I due giovani uccisi si chiamavano Ahmad Murjan e Abed al-Hafez al-Silawi e facevano parte delle brigate Izz al Din al Qassam, vale a dire la resistenza armata di Hamas. Dire resistenza armata, forse è bene cominciare a chiarirlo anche negli articoli di cronaca, non significa dire necessariamente terrorismo, sarebbe come chiamare terrorismo l’arma dei bersaglieri perché, facendo parte dell’esercito possiede le armi!

È l’azione o meglio ancora la strategia che precede e segue le azioni che può essere o meno definita terrorismo e, in questo senso, la strategia israeliana e le sue azioni sono generalmente terrorismo puro sebbene percepite, per abilità lessico-mediatiche e patronage internazionale, come azioni difensive e niente affatto illegali.

Per quanto Israele uccida impunemente e quindi a suo capriccio i palestinesi visto che, come scrive il giornalista israeliano Gideon Levy “il sangue palestinese è merce a costo zero”, una ragione precisa per uccidere a freddo i militanti della resistenza ogni volta che si profila una tregua con Hamas sicuramente esiste. La prima ragione che viene in mente è la provocazione. Cioè Israele provoca la resistenza palestinese per avere una risposta che poi, mediaticamente, userà come giustificazione alle sue azioni potendo giocare sulla confusione dei tempi azione-reazione e sulla benevolenza dei media mainstream che in gran numero sotto sotto il suo indiretto o diretto controllo.

Vediamo i fatti. Hamas, con la mediazione dell’Egitto, ha accettato i termini per una tregua che somiglia allo storico umiliante passaggio sotto le Forche Caudine dell’esercito romano ma, per quanto umiliante,  le condizioni sempre più drammatiche in cui Israele ha gettato la popolazione gazawa hanno  indotto la dirigenza di Hamas ad accettare.

Ma Israele sembra il gigante ghiotto, quello che dopo il primo boccone vuole il secondo e dopo il secondo il terzo fino a non avere più bocconi da ingurgitare. Così ora Israele torna indietro e pone altre  condizioni e Hamas capisce il gioco e torna a sua volta indietro dicendo che sono inaccettabili. Israele sta giocando al gatto col topo sapendo che il popolo gazawo è allo stremo e non perdonerà ad Hamas di non accettare la tregua rinunciando così ai promessi sussidi umanitari.

◆ COMPITO: Scrivi il seguito dell'articolo sulla tregua tra Israele e Hamas, ripartendo subito dopo l'ultima frase riportata. L'elenco non ha alcun ruolo in questo lavoro.

◆ ELENCO DATI:
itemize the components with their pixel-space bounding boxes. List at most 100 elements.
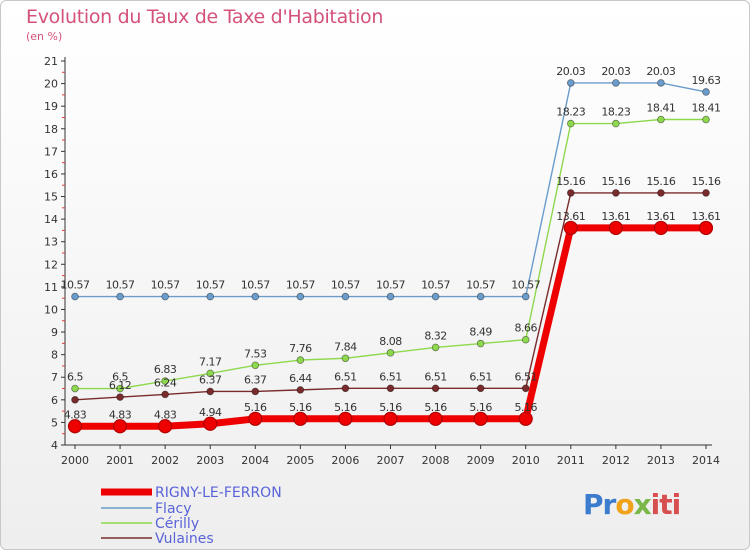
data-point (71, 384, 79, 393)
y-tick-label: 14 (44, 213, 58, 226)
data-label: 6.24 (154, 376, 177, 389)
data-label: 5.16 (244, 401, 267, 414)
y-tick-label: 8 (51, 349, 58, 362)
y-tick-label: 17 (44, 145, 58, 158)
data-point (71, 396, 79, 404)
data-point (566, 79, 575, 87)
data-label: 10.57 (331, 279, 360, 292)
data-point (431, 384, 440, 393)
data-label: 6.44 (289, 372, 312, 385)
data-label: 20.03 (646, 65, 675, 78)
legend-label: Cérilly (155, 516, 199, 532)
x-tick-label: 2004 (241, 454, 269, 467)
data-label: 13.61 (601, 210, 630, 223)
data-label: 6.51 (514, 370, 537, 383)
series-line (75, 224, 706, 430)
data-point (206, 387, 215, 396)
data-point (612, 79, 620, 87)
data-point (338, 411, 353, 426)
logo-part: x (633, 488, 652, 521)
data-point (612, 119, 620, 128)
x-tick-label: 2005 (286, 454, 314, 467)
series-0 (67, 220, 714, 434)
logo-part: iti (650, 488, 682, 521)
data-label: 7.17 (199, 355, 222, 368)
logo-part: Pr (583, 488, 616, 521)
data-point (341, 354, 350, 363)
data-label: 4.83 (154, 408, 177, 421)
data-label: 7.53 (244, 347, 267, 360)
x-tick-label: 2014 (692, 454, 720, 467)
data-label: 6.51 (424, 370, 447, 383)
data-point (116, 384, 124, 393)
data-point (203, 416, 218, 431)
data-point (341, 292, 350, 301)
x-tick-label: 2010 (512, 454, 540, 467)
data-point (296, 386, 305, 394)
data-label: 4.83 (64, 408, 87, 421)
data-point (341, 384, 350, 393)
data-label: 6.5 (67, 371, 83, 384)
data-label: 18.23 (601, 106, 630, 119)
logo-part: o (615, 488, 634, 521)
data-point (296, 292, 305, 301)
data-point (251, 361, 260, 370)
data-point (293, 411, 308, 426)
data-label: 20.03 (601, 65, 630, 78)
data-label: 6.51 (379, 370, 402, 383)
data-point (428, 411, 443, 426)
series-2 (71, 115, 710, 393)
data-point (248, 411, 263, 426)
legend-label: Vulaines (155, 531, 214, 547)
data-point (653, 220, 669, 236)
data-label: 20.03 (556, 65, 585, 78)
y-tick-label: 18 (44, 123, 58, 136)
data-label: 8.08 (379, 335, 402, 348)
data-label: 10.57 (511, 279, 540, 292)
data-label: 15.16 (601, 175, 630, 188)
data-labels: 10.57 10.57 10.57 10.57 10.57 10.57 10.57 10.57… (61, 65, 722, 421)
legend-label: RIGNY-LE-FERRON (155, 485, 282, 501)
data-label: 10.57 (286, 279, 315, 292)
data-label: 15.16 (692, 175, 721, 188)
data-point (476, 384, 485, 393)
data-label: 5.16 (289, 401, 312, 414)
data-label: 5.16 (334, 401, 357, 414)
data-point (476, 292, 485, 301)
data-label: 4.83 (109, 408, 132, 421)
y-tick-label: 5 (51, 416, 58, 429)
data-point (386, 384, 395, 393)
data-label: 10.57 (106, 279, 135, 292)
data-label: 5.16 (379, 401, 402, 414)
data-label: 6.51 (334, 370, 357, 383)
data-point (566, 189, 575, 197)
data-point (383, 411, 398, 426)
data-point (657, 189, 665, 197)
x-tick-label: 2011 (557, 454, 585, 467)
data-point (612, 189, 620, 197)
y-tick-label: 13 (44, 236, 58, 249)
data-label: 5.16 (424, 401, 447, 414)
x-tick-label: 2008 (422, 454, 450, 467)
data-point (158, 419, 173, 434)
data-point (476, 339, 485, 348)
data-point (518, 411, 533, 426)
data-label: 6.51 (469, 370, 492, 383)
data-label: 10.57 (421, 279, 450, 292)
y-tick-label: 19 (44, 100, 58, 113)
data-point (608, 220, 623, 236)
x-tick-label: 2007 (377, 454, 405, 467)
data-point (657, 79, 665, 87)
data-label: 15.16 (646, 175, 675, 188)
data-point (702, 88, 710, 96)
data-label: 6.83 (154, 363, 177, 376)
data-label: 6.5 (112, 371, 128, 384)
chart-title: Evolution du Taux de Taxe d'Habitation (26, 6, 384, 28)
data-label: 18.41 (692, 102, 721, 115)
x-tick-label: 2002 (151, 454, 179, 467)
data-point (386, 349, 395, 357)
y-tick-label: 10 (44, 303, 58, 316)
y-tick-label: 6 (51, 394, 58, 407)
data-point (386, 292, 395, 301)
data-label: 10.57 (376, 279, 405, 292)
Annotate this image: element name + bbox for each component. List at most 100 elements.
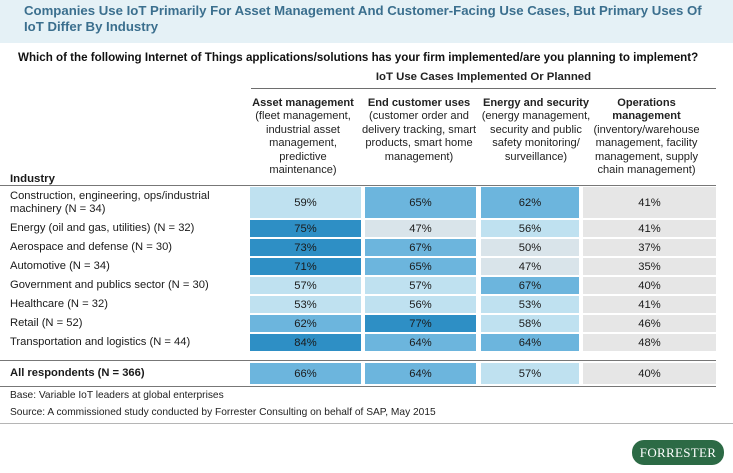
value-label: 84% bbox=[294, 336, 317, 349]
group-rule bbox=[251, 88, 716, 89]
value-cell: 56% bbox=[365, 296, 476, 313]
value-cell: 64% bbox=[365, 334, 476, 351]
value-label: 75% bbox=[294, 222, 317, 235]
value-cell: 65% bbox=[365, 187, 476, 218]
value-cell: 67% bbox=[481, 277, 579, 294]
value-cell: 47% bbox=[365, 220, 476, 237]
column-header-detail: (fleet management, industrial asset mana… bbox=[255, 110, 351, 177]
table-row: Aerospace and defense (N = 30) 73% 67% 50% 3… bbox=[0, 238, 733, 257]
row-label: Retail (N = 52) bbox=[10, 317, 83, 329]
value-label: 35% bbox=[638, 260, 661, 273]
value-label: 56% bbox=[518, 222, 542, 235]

◆ RISPOSTA:
Ma a Gaza c’è uno zoccolo duro e questo non è dato solo dalla resistenza organizzata. Lo ha dimostrato la partecipazione alla “Grande marcia”, per quanto se ne volesse dare la paternità ad Hamas la “Grande marcia” ha seguitato ad essere un movimento di popolo composto da moltissimi palestinesi che con Hamas non spartiscono niente. Allora cos’è che vuole Israele?

La nostra analisi non è difficile, peraltro la dinamica dei fatti rispetta un copione ormai reiterato e facilmente riconoscibile, ma per aver il polso della situazione dall’interno abbiamo intervistato due palestinesi, uno di Fatah, che sceglie l’anonimato ma ci rilascia la sua opinione, ed uno di Gaza che ci autorizza a pubblicare il suo nome.

Il palestinese di Rafah, nostra fonte attendibile abituale, ci dice che molto semplicemente questa tregua Israele non la vuole e non solo perché i falchi del governo ebraico seguitano a sognare una guerra genocidaria, ma perché la tregua porterebbe aiuti umanitari e questo restituirebbe ad Hamas un po’ di quella simpatia popolare che le durissime condizioni di gran parte del popolo gazawo gli hanno alienato. Quindi Israele alza continuamente la posta e ora non gli basta più la resa garantita da Hamas, ma mette altro sul tavolo delle trattative, come le informazioni sui suoi due soldati detenuti che, in realtà, erano già oggetto di trattative separate a prescindere dalla tregua.

Il nostro interlocutore di Gaza city invece –   il giornalista e video maker professionale Monther Rasheed, estraneo ad ogni orientamento politico ma puro osservatore come ci tiene a precisare  – è convinto che Israele stia provocando la resistenza cercando di trascinarla in una guerra di cui gli esiti, dal punto di vista umano, sono facilmente e tragicamente prevedibili. Aggiunge che l’accettazione da parte di Hamas delle condizioni egiziane ha spiazzato Israele il quale quindi ha modificato le regole a tavolino – come ogni baro durante la partita sa fare, aggiungiamo noi – e pone come nuova condizione per consentire il passaggio di merci essenziali da Kerem Shalom l’ottenimento di  informazioni circa i suoi due soldati detenuti da Hamas. Secondo Monther Israele gioca sul disastro umanitario da lui stesso prodotto per far pressione su Hamas,  sapendo che gran parte del popolo di Gaza è ormai con l’acqua alla gola e davanti alla fame, come la Storia insegna, ogni governo perde potere sul proprio popolo.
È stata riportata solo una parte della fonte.